◆ DATA IN THIS EXERCISE ◆
....

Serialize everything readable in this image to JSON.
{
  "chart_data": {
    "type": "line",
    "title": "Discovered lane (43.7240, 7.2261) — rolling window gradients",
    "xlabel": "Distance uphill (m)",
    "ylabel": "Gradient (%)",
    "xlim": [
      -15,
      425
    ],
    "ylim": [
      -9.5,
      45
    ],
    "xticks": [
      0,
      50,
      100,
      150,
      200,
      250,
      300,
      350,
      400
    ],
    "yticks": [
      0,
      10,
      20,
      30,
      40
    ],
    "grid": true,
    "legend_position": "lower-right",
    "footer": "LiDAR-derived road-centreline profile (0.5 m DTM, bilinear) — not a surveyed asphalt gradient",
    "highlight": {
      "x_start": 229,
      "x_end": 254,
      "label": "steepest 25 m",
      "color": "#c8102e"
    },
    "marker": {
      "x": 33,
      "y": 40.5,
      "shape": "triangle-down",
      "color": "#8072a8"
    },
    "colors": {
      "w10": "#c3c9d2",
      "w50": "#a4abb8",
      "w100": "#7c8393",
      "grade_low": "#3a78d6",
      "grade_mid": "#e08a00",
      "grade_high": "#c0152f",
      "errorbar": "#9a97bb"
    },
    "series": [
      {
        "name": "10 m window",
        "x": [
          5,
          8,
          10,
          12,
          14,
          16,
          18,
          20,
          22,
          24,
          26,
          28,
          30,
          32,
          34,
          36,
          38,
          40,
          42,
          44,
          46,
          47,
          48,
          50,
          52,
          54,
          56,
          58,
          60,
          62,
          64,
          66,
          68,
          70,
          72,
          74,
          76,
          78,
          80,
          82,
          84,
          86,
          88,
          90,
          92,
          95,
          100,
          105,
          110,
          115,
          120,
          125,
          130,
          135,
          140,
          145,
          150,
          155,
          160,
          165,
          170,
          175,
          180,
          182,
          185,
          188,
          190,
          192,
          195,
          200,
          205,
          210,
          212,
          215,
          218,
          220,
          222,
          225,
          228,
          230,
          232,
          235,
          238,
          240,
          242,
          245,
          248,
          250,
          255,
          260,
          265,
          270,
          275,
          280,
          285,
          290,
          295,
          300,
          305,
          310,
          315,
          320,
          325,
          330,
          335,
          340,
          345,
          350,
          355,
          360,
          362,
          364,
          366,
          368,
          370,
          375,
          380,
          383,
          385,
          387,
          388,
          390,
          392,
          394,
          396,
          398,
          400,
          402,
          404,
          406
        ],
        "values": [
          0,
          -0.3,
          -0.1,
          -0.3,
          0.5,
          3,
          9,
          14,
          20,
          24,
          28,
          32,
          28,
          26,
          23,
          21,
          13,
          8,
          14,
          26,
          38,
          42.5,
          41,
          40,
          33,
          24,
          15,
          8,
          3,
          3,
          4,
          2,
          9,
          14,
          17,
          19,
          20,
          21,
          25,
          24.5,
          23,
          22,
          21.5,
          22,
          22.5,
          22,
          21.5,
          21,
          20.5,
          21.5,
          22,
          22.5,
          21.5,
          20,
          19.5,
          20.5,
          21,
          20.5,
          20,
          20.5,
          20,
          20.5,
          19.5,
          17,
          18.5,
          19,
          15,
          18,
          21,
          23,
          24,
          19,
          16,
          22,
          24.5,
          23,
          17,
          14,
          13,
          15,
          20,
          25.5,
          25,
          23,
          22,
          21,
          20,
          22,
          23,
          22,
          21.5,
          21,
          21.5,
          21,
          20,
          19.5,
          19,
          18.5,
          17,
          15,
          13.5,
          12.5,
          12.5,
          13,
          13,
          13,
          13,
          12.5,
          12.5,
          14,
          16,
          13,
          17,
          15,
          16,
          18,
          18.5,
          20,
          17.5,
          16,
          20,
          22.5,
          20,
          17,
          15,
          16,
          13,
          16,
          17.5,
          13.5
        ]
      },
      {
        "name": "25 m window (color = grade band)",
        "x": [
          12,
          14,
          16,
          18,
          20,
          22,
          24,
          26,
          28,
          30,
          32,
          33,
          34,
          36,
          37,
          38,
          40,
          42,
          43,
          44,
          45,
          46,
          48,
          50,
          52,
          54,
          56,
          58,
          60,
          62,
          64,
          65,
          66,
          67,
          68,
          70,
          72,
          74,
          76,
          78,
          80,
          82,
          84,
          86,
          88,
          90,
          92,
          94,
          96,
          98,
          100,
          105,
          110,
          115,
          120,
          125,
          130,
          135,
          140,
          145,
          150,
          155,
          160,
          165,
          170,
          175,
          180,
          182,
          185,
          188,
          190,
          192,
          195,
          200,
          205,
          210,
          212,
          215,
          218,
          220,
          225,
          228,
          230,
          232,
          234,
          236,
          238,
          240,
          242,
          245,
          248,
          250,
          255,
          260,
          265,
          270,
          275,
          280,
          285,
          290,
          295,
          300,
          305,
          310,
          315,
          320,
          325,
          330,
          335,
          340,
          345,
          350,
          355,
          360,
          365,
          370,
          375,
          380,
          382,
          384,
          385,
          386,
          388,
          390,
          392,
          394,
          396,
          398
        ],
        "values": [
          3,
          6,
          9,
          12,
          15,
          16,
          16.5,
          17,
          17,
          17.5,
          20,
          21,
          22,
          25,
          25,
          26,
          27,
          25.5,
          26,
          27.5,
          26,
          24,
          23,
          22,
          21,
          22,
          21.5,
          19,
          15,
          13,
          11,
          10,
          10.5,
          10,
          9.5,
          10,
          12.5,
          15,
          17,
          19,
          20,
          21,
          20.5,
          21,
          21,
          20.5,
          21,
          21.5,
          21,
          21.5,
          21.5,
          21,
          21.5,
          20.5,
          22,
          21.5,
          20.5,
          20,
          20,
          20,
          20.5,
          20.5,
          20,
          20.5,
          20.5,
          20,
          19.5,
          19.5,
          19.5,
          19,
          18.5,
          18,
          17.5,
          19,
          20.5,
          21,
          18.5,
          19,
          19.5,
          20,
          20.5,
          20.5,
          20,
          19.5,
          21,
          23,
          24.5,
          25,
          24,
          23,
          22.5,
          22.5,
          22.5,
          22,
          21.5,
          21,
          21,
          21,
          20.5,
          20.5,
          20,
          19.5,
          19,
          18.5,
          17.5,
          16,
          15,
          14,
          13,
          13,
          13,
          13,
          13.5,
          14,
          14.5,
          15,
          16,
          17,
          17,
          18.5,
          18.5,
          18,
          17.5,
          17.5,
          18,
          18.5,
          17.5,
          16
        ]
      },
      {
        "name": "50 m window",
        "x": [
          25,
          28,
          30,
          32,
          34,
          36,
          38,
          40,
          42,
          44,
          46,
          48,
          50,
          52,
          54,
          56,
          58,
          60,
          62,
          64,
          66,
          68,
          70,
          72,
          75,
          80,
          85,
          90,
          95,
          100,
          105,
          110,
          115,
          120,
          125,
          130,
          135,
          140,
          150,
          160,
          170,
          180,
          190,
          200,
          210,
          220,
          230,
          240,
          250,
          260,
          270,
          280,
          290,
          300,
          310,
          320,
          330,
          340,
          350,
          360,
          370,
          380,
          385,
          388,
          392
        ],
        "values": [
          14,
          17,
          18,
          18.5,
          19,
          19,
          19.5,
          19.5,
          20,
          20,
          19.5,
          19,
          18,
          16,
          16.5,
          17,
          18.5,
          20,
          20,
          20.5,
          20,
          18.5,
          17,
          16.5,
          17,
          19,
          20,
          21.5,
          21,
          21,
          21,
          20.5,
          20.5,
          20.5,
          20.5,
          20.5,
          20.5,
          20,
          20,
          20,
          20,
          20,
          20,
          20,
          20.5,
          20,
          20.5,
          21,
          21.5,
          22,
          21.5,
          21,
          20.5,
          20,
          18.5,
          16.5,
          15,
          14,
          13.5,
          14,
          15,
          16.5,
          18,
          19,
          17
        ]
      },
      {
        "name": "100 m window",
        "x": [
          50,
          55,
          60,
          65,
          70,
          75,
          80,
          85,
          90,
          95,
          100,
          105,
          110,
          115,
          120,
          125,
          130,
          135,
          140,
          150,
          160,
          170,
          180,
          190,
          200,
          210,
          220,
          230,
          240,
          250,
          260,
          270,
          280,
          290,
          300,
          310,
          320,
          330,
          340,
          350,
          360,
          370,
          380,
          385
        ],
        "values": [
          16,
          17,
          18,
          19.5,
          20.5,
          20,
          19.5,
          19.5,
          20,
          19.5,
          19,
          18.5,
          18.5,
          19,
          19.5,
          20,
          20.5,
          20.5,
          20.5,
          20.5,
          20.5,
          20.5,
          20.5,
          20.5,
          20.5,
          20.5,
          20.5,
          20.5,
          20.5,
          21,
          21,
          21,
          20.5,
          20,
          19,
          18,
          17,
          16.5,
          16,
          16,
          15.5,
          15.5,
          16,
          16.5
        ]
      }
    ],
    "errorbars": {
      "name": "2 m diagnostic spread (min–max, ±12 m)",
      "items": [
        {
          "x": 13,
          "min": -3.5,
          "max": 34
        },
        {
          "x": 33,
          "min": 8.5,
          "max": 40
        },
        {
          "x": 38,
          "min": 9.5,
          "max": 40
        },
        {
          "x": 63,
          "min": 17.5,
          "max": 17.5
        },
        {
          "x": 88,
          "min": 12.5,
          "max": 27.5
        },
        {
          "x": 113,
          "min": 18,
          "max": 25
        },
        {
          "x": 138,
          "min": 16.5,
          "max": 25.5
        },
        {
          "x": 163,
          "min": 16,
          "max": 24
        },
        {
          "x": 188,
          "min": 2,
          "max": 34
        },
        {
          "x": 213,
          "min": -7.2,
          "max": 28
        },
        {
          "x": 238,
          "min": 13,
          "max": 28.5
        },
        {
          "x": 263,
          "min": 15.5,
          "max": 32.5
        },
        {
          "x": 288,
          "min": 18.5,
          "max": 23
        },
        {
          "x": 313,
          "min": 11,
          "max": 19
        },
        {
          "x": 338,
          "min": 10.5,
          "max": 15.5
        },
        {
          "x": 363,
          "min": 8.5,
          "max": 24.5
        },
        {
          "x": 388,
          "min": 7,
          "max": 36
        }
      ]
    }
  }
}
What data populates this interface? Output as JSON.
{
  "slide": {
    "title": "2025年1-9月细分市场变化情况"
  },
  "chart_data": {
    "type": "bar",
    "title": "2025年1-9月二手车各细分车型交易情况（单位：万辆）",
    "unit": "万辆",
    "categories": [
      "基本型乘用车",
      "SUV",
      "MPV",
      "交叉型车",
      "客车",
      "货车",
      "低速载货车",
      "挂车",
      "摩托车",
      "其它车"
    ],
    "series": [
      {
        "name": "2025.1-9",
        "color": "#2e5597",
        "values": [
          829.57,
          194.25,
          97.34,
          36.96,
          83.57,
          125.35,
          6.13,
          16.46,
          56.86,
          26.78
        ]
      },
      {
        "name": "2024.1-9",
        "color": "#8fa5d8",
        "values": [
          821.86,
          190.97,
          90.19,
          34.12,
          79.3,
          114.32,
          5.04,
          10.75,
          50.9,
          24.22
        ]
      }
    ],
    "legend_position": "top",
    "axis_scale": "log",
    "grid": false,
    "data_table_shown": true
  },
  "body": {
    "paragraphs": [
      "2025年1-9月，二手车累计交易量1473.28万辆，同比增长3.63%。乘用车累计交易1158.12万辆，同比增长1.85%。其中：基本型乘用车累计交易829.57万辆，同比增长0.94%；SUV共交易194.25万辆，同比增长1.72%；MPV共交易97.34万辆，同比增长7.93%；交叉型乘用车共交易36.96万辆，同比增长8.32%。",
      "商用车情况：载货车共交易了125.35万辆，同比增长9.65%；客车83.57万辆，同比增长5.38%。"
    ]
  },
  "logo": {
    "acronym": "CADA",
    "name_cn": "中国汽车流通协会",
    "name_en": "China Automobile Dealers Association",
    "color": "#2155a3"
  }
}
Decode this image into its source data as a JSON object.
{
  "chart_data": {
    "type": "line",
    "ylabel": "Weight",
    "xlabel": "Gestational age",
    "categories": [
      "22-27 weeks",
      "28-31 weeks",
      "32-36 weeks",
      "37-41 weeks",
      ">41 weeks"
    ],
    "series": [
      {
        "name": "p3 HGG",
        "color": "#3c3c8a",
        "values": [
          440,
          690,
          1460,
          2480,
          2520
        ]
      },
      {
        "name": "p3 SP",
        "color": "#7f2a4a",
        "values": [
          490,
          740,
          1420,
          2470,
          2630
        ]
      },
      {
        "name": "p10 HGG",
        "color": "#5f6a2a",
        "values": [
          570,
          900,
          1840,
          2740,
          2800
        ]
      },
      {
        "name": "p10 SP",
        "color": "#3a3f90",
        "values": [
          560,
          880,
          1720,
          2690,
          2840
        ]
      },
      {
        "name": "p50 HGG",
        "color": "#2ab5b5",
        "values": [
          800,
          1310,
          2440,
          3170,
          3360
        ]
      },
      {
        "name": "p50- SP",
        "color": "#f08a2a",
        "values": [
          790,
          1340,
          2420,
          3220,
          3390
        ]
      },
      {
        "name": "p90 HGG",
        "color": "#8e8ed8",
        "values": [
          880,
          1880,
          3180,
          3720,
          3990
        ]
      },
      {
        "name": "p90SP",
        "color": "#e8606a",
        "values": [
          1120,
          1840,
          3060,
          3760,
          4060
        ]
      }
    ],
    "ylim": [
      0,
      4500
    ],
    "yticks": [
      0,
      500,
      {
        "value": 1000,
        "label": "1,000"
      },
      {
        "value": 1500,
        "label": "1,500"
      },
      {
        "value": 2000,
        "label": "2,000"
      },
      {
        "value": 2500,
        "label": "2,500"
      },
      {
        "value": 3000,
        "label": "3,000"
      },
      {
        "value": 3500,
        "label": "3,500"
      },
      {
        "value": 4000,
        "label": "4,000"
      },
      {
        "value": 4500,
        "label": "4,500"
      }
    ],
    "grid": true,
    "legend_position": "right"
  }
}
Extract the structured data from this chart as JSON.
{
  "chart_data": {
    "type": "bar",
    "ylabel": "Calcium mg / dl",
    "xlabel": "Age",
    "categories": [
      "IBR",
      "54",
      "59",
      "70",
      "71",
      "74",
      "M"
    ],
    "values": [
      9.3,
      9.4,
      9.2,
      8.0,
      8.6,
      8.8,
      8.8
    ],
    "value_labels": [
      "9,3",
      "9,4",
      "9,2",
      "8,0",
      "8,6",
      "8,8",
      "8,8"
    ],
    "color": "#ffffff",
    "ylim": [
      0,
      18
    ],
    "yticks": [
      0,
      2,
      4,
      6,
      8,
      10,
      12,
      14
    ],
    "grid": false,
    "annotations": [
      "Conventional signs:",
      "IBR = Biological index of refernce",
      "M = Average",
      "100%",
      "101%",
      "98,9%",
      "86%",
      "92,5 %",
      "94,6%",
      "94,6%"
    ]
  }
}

....

Copy each line above where the string "right" occurs.

◆ RESPONSE TO THE TASK ◆
    "legend_position": "lower-right",
    "legend_position": "right"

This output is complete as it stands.